─── RECORDS FOR THIS EXERCISE

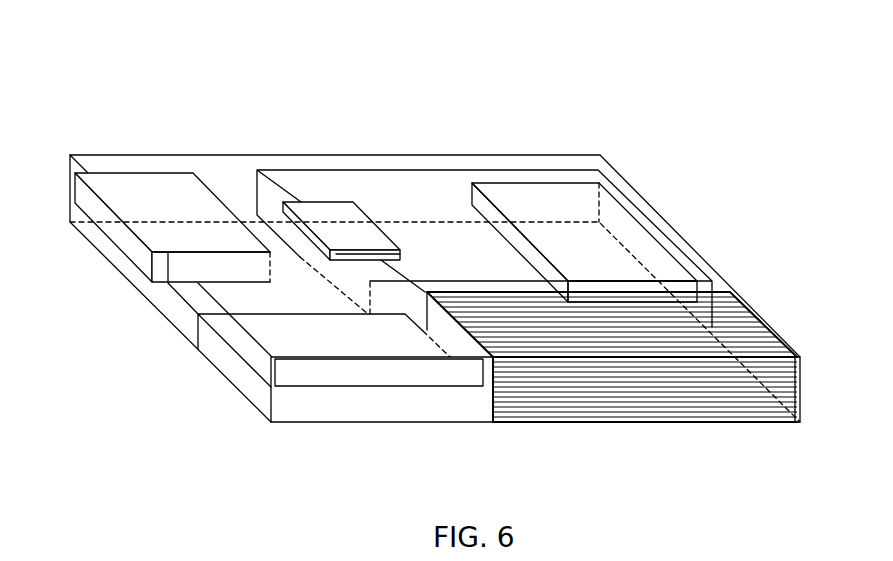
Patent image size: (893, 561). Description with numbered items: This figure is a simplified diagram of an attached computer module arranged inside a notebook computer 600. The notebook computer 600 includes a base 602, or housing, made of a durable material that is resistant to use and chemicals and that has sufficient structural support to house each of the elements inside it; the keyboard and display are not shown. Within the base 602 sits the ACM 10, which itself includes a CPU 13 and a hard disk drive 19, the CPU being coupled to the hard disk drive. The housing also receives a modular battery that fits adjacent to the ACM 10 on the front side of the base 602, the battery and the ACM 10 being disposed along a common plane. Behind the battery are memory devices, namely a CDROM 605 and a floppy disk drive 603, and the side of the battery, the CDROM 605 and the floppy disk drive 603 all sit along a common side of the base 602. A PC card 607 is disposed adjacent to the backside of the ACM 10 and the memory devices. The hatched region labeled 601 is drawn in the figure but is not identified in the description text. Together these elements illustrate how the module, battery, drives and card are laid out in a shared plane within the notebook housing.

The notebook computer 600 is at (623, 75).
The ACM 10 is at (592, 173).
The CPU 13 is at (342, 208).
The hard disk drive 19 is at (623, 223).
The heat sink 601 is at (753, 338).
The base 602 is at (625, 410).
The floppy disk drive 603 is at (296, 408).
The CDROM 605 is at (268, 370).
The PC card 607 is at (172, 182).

──────

Reproduce the listing above with every occurrence of "housing" swapped for "enclosure" and all other text unchanged, omitting the picture.

Patent image size: (893, 561). Description with numbered items: This figure is a simplified diagram of an attached computer module arranged inside a notebook computer 600. The notebook computer 600 includes a base 602, or enclosure, made of a durable material that is resistant to use and chemicals and that has sufficient structural support to house each of the elements inside it; the keyboard and display are not shown. Within the base 602 sits the ACM 10, which itself includes a CPU 13 and a hard disk drive 19, the CPU being coupled to the hard disk drive. The enclosure also receives a modular battery that fits adjacent to the ACM 10 on the front side of the base 602, the battery and the ACM 10 being disposed along a common plane. Behind the battery are memory devices, namely a CDROM 605 and a floppy disk drive 603, and the side of the battery, the CDROM 605 and the floppy disk drive 603 all sit along a common side of the base 602. A PC card 607 is disposed adjacent to the backside of the ACM 10 and the memory devices. The hatched region labeled 601 is drawn in the figure but is not identified in the description text. Together these elements illustrate how the module, battery, drives and card are laid out in a shared plane within the notebook enclosure.

The notebook computer 600 is at (623, 75).
The ACM 10 is at (592, 173).
The CPU 13 is at (342, 208).
The hard disk drive 19 is at (623, 223).
The heat sink 601 is at (753, 338).
The base 602 is at (625, 410).
The floppy disk drive 603 is at (296, 408).
The CDROM 605 is at (268, 370).
The PC card 607 is at (172, 182).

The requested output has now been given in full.